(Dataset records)

--*--

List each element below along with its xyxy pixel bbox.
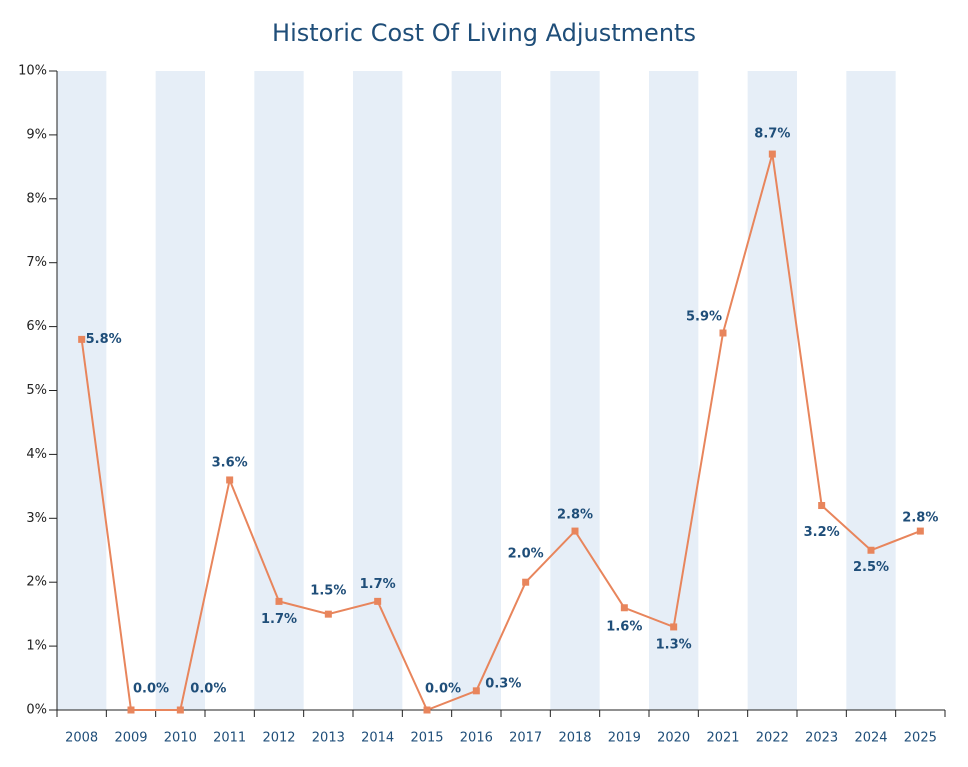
value-label: 1.3% — [656, 637, 692, 652]
x-tick-label: 2016 — [460, 731, 493, 746]
band — [155, 71, 205, 710]
value-label: 2.8% — [902, 511, 938, 526]
x-tick-label: 2010 — [164, 731, 197, 746]
marker — [176, 706, 184, 714]
marker — [670, 623, 678, 631]
marker — [916, 527, 924, 535]
marker — [719, 329, 727, 337]
x-tick-label: 2009 — [114, 731, 147, 746]
value-label: 1.7% — [360, 577, 396, 592]
value-label: 0.0% — [190, 682, 226, 697]
y-tick-label: 7% — [26, 255, 47, 270]
x-tick-label: 2017 — [509, 731, 542, 746]
y-tick-label: 1% — [26, 639, 47, 654]
y-tick-label: 3% — [26, 511, 47, 526]
y-tick-label: 5% — [26, 383, 47, 398]
x-tick-label: 2022 — [756, 731, 789, 746]
value-label: 2.5% — [853, 560, 889, 575]
chart-title: Historic Cost Of Living Adjustments — [272, 19, 696, 47]
marker — [867, 546, 875, 554]
x-tick-label: 2011 — [213, 731, 246, 746]
x-tick-label: 2024 — [854, 731, 887, 746]
value-label: 0.0% — [133, 682, 169, 697]
marker — [324, 610, 332, 618]
x-tick-label: 2015 — [410, 731, 443, 746]
y-tick-label: 0% — [26, 703, 47, 718]
band — [747, 71, 797, 710]
x-tick-label: 2013 — [312, 731, 345, 746]
marker — [571, 527, 579, 535]
marker — [226, 476, 234, 484]
value-label: 3.2% — [804, 525, 840, 540]
band — [353, 71, 403, 710]
band — [846, 71, 896, 710]
band — [649, 71, 699, 710]
marker — [620, 604, 628, 612]
marker — [423, 706, 431, 714]
y-tick-label: 2% — [26, 575, 47, 590]
marker — [472, 687, 480, 695]
marker — [818, 502, 826, 510]
value-label: 5.8% — [86, 332, 122, 347]
y-tick-label: 9% — [26, 127, 47, 142]
x-tick-label: 2012 — [262, 731, 295, 746]
marker — [374, 597, 382, 605]
value-label: 1.5% — [310, 584, 346, 599]
value-label: 3.6% — [212, 455, 248, 470]
value-label: 2.0% — [508, 547, 544, 562]
marker — [275, 597, 283, 605]
value-label: 8.7% — [754, 127, 790, 142]
x-tick-label: 2014 — [361, 731, 394, 746]
y-tick-label: 4% — [26, 447, 47, 462]
marker — [127, 706, 135, 714]
value-label: 1.7% — [261, 612, 297, 627]
marker — [78, 335, 86, 343]
x-tick-label: 2023 — [805, 731, 838, 746]
x-tick-label: 2025 — [904, 731, 937, 746]
x-tick-label: 2020 — [657, 731, 690, 746]
marker — [768, 150, 776, 158]
band — [57, 71, 107, 710]
value-label: 0.3% — [485, 676, 521, 691]
y-tick-label: 8% — [26, 191, 47, 206]
y-tick-label: 6% — [26, 319, 47, 334]
band — [550, 71, 600, 710]
marker — [522, 578, 530, 586]
value-label: 0.0% — [425, 682, 461, 697]
band — [451, 71, 501, 710]
value-label: 1.6% — [606, 619, 642, 634]
x-tick-label: 2008 — [65, 731, 98, 746]
x-tick-label: 2019 — [608, 731, 641, 746]
value-label: 2.8% — [557, 508, 593, 523]
y-tick-label: 10% — [18, 64, 47, 79]
value-label: 5.9% — [686, 309, 722, 324]
x-tick-label: 2018 — [558, 731, 591, 746]
line — [80, 153, 921, 712]
x-tick-label: 2021 — [706, 731, 739, 746]
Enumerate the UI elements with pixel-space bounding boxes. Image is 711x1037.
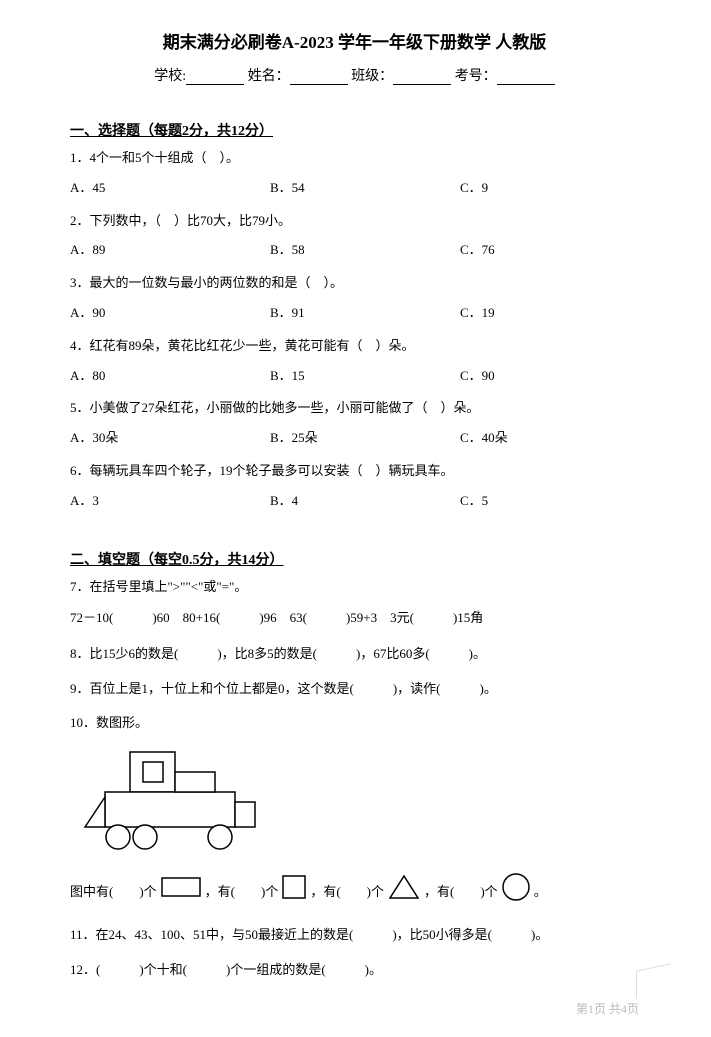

--*--

→ **EXERCISE**: How many lines in the rows above contain the string "band"? Case counts.

→ **ANSWER TO THE PROBLEM**: 8